▶ [Supplied passage]:
Taking pictures underwater is a whole lot different from taking pictures on dry land. Everything's moving, constantly. Optics are different; things aren't as close as they appear to be. Light itself is different. There's less of it, and colors disappear the deeper you go. First red, then orange, then yellow, green and blue. And then there's the visibility. On land, that's hardly ever an issue. Underwater it's always an issue. What all of this means is that underwater you want to be as close to your subjects as possible. Problem is, with a standard camera lens, once you're close enough to a subject to get a decent picture, the subject often won't even fit into the picture. You can only see part of it. The solution? A wide angle or even fisheye lens. SeaLife now offers one, and it rocks.
First, what's the difference between a wide angle and a fisheye lens? In the olden days before digital imaging, the standard focal length of 35mm film cameras was 36mm. Anything less than 36mm was considered wide angle, anything more than 36mm tele photo. With digital cameras things are different because unlike with film cameras where the film was always the same size, digicam imagers come in numerous sizes. So in an attempt to give customers an idea of the focal length (or focal range in cameras with an optical zoom), manufacturers usually provide a "35mm equivalent focal length." Using that method, wide angle usually means a focal length between about 20 and 28mm. "Fisheye" means an ultra wide angle lens with a focal length of around 16mm or less. This results in an extremely wide viewing angle. This way, you can get very close to a subject and still see the whole thing. On the negative side, extremely short focal length distorts the image and gives it a "fisheye" effect.
But if wide angle and fisheye lenses are such a good idea for underwater, why aren't all underwater cameras wide angle? Good question. It's because most underwater cameras are really cameras that were designed for use on dry land, but can also be used underwater. So the focal length range is geared towards land use. But then why not simply have a big zoom that goes from wide for underwater to long when it's needed above water? Because such zooms are expensive and it's not currently possible to make them bigger than about 5X while still fitting inside a compact camera such as the one SeaLife uses in its DC1400 system. Accessory lenses to the rescue.

▶ [Material supplied]:

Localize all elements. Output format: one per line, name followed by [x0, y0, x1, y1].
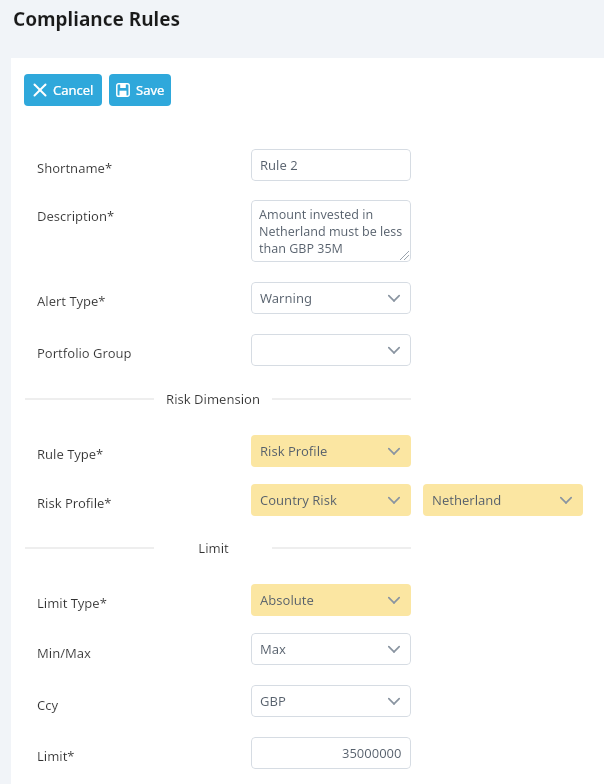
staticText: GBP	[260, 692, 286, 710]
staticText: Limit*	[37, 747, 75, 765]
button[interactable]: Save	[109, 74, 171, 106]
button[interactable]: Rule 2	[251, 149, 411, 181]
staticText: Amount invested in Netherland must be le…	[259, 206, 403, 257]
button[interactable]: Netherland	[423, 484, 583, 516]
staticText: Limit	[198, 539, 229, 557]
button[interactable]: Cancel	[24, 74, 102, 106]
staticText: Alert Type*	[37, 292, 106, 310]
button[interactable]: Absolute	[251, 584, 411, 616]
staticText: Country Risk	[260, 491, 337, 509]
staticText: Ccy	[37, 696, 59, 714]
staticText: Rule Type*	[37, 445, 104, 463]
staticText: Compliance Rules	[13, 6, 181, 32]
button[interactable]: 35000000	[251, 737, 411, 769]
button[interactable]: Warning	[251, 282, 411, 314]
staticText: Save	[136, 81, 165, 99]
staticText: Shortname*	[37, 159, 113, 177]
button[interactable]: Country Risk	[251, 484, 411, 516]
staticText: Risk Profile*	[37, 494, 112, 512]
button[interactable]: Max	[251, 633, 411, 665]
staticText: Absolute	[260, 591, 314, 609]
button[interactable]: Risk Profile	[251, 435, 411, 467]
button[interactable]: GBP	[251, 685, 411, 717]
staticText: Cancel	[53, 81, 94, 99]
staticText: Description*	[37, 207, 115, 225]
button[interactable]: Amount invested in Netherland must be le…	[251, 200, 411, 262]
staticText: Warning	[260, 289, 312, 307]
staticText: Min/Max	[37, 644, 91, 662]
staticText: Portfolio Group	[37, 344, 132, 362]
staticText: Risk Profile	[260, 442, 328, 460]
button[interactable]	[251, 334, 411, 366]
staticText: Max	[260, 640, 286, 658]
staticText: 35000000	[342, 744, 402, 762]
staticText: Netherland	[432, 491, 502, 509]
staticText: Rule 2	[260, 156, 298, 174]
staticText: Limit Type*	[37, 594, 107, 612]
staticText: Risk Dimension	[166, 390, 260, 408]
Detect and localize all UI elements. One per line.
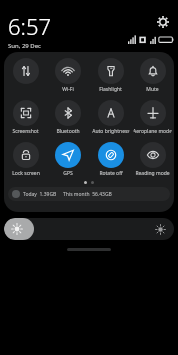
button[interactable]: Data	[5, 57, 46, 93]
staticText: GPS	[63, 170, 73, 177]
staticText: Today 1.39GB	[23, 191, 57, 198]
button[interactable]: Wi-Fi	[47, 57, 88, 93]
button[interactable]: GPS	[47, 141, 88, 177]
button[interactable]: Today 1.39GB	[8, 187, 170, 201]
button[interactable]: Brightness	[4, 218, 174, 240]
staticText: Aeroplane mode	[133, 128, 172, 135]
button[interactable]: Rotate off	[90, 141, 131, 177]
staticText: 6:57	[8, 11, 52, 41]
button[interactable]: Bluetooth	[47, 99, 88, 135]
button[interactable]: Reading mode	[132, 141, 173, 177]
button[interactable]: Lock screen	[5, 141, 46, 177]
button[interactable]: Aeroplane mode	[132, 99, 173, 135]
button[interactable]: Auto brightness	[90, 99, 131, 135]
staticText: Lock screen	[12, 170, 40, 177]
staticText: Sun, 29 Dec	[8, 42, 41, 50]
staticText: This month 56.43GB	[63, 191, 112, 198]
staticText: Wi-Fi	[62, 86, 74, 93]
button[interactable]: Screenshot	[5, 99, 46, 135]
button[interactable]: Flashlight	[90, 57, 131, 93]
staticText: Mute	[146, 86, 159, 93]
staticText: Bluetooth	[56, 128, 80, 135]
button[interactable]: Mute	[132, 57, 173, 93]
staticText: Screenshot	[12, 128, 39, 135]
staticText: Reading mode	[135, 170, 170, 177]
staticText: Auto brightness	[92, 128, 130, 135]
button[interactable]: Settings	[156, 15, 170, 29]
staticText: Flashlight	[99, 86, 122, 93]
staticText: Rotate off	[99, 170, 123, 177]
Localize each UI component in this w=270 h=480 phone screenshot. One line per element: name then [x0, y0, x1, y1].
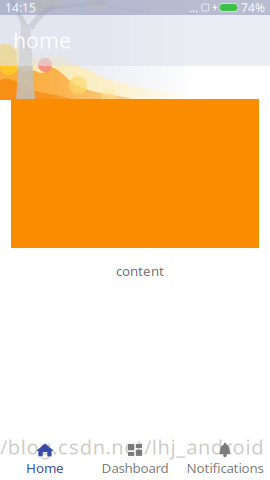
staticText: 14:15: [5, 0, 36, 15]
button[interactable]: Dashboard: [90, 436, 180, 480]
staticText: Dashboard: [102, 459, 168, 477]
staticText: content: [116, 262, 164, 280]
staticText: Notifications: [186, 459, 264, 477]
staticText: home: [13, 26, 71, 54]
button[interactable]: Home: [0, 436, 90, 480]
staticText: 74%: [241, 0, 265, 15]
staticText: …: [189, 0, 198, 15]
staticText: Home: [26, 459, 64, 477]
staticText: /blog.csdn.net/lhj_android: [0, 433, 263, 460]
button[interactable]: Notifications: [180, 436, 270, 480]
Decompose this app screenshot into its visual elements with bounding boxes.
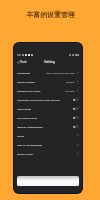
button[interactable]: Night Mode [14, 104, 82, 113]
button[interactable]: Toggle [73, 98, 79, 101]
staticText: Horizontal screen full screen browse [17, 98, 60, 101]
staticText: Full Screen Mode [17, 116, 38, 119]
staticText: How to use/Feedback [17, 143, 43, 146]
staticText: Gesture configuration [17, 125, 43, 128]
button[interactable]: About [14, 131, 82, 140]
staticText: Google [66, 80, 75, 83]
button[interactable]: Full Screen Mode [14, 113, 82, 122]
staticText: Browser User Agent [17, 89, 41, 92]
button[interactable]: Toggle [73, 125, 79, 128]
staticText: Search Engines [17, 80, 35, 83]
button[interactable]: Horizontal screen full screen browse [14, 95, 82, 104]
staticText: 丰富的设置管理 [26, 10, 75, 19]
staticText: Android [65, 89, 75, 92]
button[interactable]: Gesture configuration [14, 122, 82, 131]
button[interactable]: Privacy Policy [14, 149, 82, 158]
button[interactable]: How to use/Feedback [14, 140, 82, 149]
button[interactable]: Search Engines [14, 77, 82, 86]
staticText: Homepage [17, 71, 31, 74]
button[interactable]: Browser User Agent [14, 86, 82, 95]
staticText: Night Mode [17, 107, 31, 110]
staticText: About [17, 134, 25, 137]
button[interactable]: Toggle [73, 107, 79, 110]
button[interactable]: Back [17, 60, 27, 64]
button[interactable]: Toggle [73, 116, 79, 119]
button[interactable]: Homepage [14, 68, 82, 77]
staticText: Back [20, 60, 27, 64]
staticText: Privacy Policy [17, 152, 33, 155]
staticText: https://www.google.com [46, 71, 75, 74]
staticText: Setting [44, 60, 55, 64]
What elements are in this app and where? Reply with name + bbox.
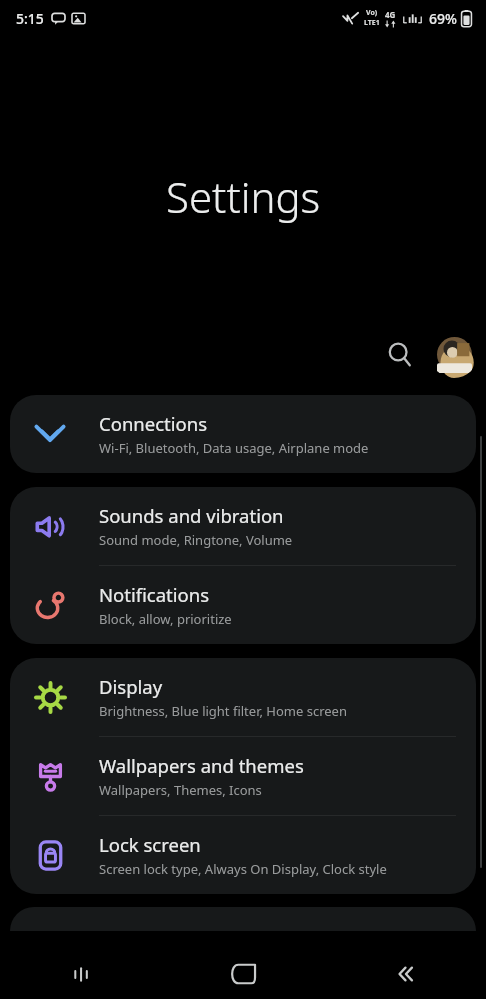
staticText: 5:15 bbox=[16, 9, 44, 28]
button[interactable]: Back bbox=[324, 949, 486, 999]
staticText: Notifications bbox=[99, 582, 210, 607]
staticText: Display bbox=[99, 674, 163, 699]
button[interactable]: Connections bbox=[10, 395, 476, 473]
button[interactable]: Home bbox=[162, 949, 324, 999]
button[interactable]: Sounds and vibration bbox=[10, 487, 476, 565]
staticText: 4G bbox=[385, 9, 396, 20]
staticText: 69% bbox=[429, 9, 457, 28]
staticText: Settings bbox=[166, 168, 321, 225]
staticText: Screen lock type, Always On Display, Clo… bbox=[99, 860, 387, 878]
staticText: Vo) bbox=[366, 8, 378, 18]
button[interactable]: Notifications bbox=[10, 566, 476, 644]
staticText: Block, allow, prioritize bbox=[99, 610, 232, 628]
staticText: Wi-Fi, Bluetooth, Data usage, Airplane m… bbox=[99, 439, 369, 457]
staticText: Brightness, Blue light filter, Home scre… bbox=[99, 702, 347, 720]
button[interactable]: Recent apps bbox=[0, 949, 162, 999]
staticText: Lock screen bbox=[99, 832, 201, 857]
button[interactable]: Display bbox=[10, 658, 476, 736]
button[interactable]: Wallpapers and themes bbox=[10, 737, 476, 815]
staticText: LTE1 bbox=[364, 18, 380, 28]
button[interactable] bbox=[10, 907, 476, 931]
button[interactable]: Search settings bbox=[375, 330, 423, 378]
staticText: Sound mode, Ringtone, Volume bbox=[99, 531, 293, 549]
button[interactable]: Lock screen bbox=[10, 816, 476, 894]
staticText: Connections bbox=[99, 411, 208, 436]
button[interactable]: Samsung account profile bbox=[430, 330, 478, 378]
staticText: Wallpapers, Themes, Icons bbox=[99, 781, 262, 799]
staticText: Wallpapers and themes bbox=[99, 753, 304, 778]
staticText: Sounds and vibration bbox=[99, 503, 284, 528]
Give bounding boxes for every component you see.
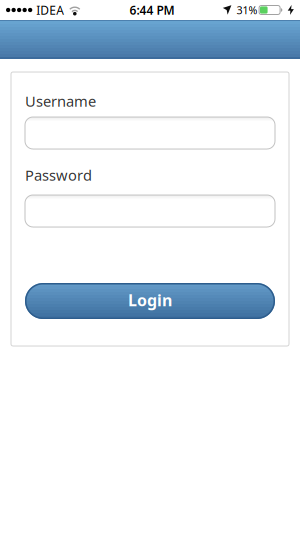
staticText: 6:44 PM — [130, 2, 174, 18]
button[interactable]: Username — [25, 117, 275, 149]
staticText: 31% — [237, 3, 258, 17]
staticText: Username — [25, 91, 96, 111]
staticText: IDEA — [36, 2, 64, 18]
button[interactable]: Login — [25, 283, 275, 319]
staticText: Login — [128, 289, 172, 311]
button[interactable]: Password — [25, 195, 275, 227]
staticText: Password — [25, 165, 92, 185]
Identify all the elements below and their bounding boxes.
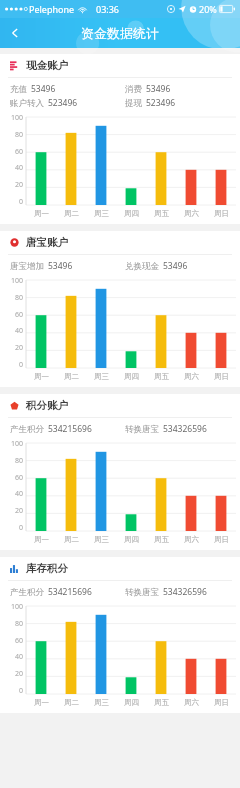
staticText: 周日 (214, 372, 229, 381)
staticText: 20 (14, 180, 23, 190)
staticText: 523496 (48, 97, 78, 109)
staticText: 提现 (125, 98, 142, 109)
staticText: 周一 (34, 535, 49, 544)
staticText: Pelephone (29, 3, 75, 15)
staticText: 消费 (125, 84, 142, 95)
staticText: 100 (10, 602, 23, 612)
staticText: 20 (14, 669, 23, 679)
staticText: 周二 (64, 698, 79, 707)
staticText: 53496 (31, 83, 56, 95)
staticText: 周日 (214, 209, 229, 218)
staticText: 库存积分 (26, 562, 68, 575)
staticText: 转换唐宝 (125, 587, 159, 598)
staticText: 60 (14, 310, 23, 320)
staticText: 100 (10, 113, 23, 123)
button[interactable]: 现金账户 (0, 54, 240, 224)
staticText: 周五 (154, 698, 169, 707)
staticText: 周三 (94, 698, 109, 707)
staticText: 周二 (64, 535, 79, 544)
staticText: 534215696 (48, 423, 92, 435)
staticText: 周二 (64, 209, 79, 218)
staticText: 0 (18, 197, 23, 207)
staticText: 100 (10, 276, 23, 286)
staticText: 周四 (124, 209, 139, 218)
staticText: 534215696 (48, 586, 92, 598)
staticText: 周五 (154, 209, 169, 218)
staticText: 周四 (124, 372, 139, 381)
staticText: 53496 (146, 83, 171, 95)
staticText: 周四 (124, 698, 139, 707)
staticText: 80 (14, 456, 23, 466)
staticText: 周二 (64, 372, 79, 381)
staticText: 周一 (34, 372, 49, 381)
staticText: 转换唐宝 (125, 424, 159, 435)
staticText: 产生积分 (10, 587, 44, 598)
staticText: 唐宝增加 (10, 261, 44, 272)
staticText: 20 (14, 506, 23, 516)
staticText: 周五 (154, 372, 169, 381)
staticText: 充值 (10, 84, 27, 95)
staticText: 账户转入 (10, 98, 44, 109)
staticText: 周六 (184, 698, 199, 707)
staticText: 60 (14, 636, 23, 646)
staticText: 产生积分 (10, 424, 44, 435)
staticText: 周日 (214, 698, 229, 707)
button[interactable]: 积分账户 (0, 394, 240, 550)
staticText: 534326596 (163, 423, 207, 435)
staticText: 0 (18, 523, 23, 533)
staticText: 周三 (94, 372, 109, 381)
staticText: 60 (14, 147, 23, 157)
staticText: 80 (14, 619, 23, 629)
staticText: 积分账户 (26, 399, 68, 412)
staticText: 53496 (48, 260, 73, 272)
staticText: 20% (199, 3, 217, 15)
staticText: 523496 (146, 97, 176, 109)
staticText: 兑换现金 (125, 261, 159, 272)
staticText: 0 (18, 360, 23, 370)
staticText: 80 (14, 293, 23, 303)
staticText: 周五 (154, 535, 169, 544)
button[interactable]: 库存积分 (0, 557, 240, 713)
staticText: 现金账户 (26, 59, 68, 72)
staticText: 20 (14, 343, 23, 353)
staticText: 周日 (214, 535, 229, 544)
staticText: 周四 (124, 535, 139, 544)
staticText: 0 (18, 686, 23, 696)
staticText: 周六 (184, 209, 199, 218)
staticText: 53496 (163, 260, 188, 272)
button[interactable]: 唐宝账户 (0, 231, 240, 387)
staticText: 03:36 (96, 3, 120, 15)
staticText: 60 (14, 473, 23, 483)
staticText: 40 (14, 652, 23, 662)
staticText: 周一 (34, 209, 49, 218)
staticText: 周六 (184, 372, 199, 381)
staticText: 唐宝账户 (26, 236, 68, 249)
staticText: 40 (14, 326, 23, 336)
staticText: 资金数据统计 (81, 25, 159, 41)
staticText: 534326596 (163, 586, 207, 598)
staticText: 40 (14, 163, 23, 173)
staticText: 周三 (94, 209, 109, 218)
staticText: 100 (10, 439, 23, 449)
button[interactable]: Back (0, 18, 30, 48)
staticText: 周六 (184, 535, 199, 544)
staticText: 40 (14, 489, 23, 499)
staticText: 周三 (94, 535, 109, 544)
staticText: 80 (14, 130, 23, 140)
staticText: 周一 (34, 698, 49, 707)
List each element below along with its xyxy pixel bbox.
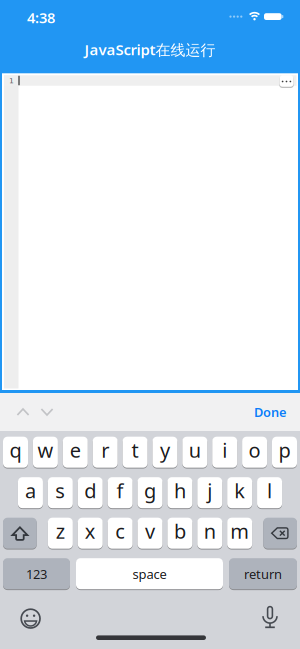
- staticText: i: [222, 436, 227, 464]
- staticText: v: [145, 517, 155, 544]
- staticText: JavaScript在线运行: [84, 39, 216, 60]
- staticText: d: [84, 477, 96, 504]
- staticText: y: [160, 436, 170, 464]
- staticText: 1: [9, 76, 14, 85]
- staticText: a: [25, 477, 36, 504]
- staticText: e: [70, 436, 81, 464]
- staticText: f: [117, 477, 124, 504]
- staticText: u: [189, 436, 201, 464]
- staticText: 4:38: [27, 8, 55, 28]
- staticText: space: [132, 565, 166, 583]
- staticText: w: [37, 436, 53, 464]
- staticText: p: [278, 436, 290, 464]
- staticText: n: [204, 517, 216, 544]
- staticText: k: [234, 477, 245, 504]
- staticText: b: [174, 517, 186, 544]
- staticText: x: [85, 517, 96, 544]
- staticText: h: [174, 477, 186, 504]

▶ [What to work on]:
[a] According to the underwater photography passage, what range of 35mm-equivalent focal lengths does wide angle usually mean?
[b] Resume the passage on underwater wide-angle and fisheye lenses, writing on from its final sentence.

▶ [The results]:
[a] Between about 20 and 28mm.

[b]
Enter SeaLife's SL975 Fisheye Wide Angle Lens. It snaps onto the front of any DC series SeaLife camera housings. If used with a DC1400 (as of this writing the most recent and most advanced of the series), it increases the field of view by a stunning 80% over the already nicely wide 26mm lens starting point of the DC1400 camera. That changes everything.
The SeaLife SL975 Fisheye Wide Angle Lens
As is already obvious from the picture on top of this review, the SL975 is a substantial piece of equipment. At 13.8 ounces it weighs fully 2.5 times as much as the bare DC1400 camera itself. When used with the DC1400, it increases the field-of-view from 61 degrees to 111 degrees. When used with earlier SeaLife DC cameras, the increase in the field- of-view varies.
How does one use the SL975? That takes a bit of doing. The package comes with a lens dock that attaches to the bottom of either the strobe or video light attachment base. It also comes with a neoprene lens cover and a retaining lanyard to make sure the very negatively buoyant fisheye lens won't get lost in the depths should it ever pop off the camera housing.
The lens simply snaps onto the lens port of the housing. That can be done either on land before the dive, or in the water. I highly recommend doing it in the water so that no air bubbles will be trapped between the lens and the dome. The design is such that water freely enters to fill the space between the camera side of the SL975 and the glass of the dome.
How do you use the camera with the fisheye lens? No different from using the camera without it. Except that the focus MUST be set to macro or super-macro. MUST. It says so in large white lettering right on the bottom of the SL975. If you do not do that, pictures will not be in focus. I found that out the hard way (and wish the warning were printed on top of the lens as it's all too easy to forget).
Shooting with the big fisheye lens takes a bit of getting used to. The primary benefit, of course, is that you simply get a whole lot more into the picture when you shoot from up close. You capture the whole critter and not just part. You can get close enough so that water clarity becomes much less of an issue. But that's only part of the fun. As you become more familiar with the lens, you'll learn to hunt for special angles that really make the fisheye lens shine. You learn how to illuminate your subject with the strobe and/or video light and make it blossom in glorious color while the background attractively fades away. Photographing wrecks is always a challenge because they are so big, but with the fisheye you can sometimes capture a whole wreck in one shot. The possibilities are endless.
Below are some of the pictures we shot with the SeaLife DC1400/SL975 combo in Roatan, Honduras:
Shooting with the SeaLife SL975 Fisheye Wide Angle lens
Any underwater photographer knows that getting good pictures down there is a lot more challenging than coming up with decent shots on dry land. So divers, even those who are experienced photographers, need all the help they can get. SeaLife's new fisheye lens, introduced in November of 2012, is an almost surefire way to score eyecatching shots.
While fairly large and heavy, the lens is simple to use and install. The 16mm focal length (in 35mm equivalence terms) is wide enough to dramatically increase what fits into a picture, yet not so wide as to introduce excessive fisheye distortion. And since you can get so much closer, varying water clarity becomes less of an issue.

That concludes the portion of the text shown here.